Stored data entries ->
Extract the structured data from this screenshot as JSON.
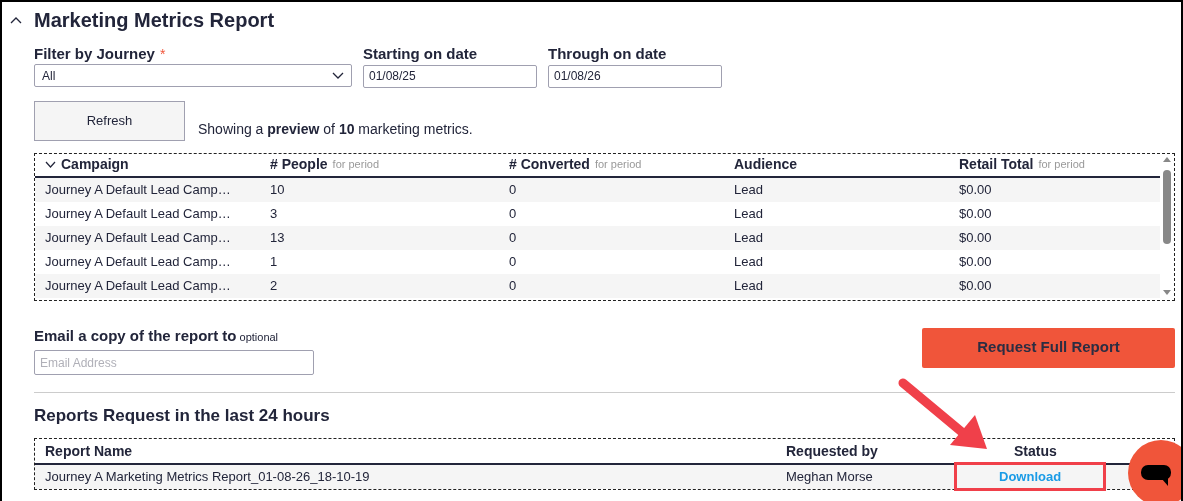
{
  "section": {
    "title": "Marketing Metrics Report",
    "expanded": true
  },
  "required_symbol": "*",
  "filters": [
    {
      "kind": "select",
      "label": "Filter by Journey",
      "required": true,
      "value": "All"
    },
    {
      "kind": "date",
      "label": "Starting on date",
      "required": false,
      "value": "01/08/25"
    },
    {
      "kind": "date",
      "label": "Through on date",
      "required": false,
      "value": "01/08/26"
    }
  ],
  "refresh_button": "Refresh",
  "preview_text": "Showing a **preview** of **10** marketing metrics.",
  "metrics_table": {
    "columns": [
      {
        "label": "Campaign",
        "sorted": true
      },
      {
        "label": "# People",
        "hint": "for period",
        "sorted": false
      },
      {
        "label": "# Converted",
        "hint": "for period",
        "sorted": false
      },
      {
        "label": "Audience",
        "sorted": false
      },
      {
        "label": "Retail Total",
        "hint": "for period",
        "sorted": false
      }
    ],
    "rows": [
      [
        "Journey A Default Lead Camp…",
        "10",
        "0",
        "Lead",
        "$0.00"
      ],
      [
        "Journey A Default Lead Camp…",
        "3",
        "0",
        "Lead",
        "$0.00"
      ],
      [
        "Journey A Default Lead Camp…",
        "13",
        "0",
        "Lead",
        "$0.00"
      ],
      [
        "Journey A Default Lead Camp…",
        "1",
        "0",
        "Lead",
        "$0.00"
      ],
      [
        "Journey A Default Lead Camp…",
        "2",
        "0",
        "Lead",
        "$0.00"
      ]
    ]
  },
  "email": {
    "label": "Email a copy of the report to",
    "hint": "optional",
    "placeholder": "Email Address"
  },
  "request_button": "Request Full Report",
  "reports": {
    "title": "Reports Request in the last 24 hours",
    "columns": [
      "Report Name",
      "Requested by",
      "Status"
    ],
    "rows": [
      {
        "name": "Journey A Marketing Metrics Report_01-08-26_18-10-19",
        "requested_by": "Meghan Morse",
        "status": "Download",
        "highlighted": true
      }
    ]
  }
}
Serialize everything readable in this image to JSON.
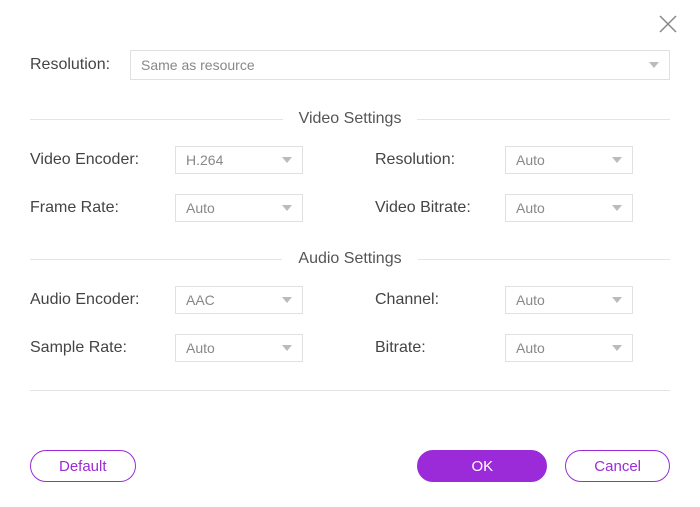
{
  "close_icon": "close",
  "top": {
    "label": "Resolution:",
    "value": "Same as resource"
  },
  "video_section_title": "Video Settings",
  "audio_section_title": "Audio Settings",
  "video": {
    "encoder_label": "Video Encoder:",
    "encoder_value": "H.264",
    "resolution_label": "Resolution:",
    "resolution_value": "Auto",
    "framerate_label": "Frame Rate:",
    "framerate_value": "Auto",
    "bitrate_label": "Video Bitrate:",
    "bitrate_value": "Auto"
  },
  "audio": {
    "encoder_label": "Audio Encoder:",
    "encoder_value": "AAC",
    "channel_label": "Channel:",
    "channel_value": "Auto",
    "samplerate_label": "Sample Rate:",
    "samplerate_value": "Auto",
    "bitrate_label": "Bitrate:",
    "bitrate_value": "Auto"
  },
  "buttons": {
    "default": "Default",
    "ok": "OK",
    "cancel": "Cancel"
  },
  "colors": {
    "accent": "#9b2bd8",
    "border": "#e0e0e0",
    "text": "#555"
  }
}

REQUIREMENT -> Will you restate every entry word for word and omit the images?

TASK SOLUTION ->
Extract the structured data from this screenshot as JSON.
{
  "section": {
    "title": "Marketing Metrics Report",
    "expanded": true
  },
  "required_symbol": "*",
  "filters": [
    {
      "kind": "select",
      "label": "Filter by Journey",
      "required": true,
      "value": "All"
    },
    {
      "kind": "date",
      "label": "Starting on date",
      "required": false,
      "value": "01/08/25"
    },
    {
      "kind": "date",
      "label": "Through on date",
      "required": false,
      "value": "01/08/26"
    }
  ],
  "refresh_button": "Refresh",
  "preview_text": "Showing a **preview** of **10** marketing metrics.",
  "metrics_table": {
    "columns": [
      {
        "label": "Campaign",
        "sorted": true
      },
      {
        "label": "# People",
        "hint": "for period",
        "sorted": false
      },
      {
        "label": "# Converted",
        "hint": "for period",
        "sorted": false
      },
      {
        "label": "Audience",
        "sorted": false
      },
      {
        "label": "Retail Total",
        "hint": "for period",
        "sorted": false
      }
    ],
    "rows": [
      [
        "Journey A Default Lead Camp…",
        "10",
        "0",
        "Lead",
        "$0.00"
      ],
      [
        "Journey A Default Lead Camp…",
        "3",
        "0",
        "Lead",
        "$0.00"
      ],
      [
        "Journey A Default Lead Camp…",
        "13",
        "0",
        "Lead",
        "$0.00"
      ],
      [
        "Journey A Default Lead Camp…",
        "1",
        "0",
        "Lead",
        "$0.00"
      ],
      [
        "Journey A Default Lead Camp…",
        "2",
        "0",
        "Lead",
        "$0.00"
      ]
    ]
  },
  "email": {
    "label": "Email a copy of the report to",
    "hint": "optional",
    "placeholder": "Email Address"
  },
  "request_button": "Request Full Report",
  "reports": {
    "title": "Reports Request in the last 24 hours",
    "columns": [
      "Report Name",
      "Requested by",
      "Status"
    ],
    "rows": [
      {
        "name": "Journey A Marketing Metrics Report_01-08-26_18-10-19",
        "requested_by": "Meghan Morse",
        "status": "Download",
        "highlighted": true
      }
    ]
  }
}
Serialize everything readable in this image to JSON.
{
  "close_icon": "close",
  "top": {
    "label": "Resolution:",
    "value": "Same as resource"
  },
  "video_section_title": "Video Settings",
  "audio_section_title": "Audio Settings",
  "video": {
    "encoder_label": "Video Encoder:",
    "encoder_value": "H.264",
    "resolution_label": "Resolution:",
    "resolution_value": "Auto",
    "framerate_label": "Frame Rate:",
    "framerate_value": "Auto",
    "bitrate_label": "Video Bitrate:",
    "bitrate_value": "Auto"
  },
  "audio": {
    "encoder_label": "Audio Encoder:",
    "encoder_value": "AAC",
    "channel_label": "Channel:",
    "channel_value": "Auto",
    "samplerate_label": "Sample Rate:",
    "samplerate_value": "Auto",
    "bitrate_label": "Bitrate:",
    "bitrate_value": "Auto"
  },
  "buttons": {
    "default": "Default",
    "ok": "OK",
    "cancel": "Cancel"
  },
  "colors": {
    "accent": "#9b2bd8",
    "border": "#e0e0e0",
    "text": "#555"
  }
}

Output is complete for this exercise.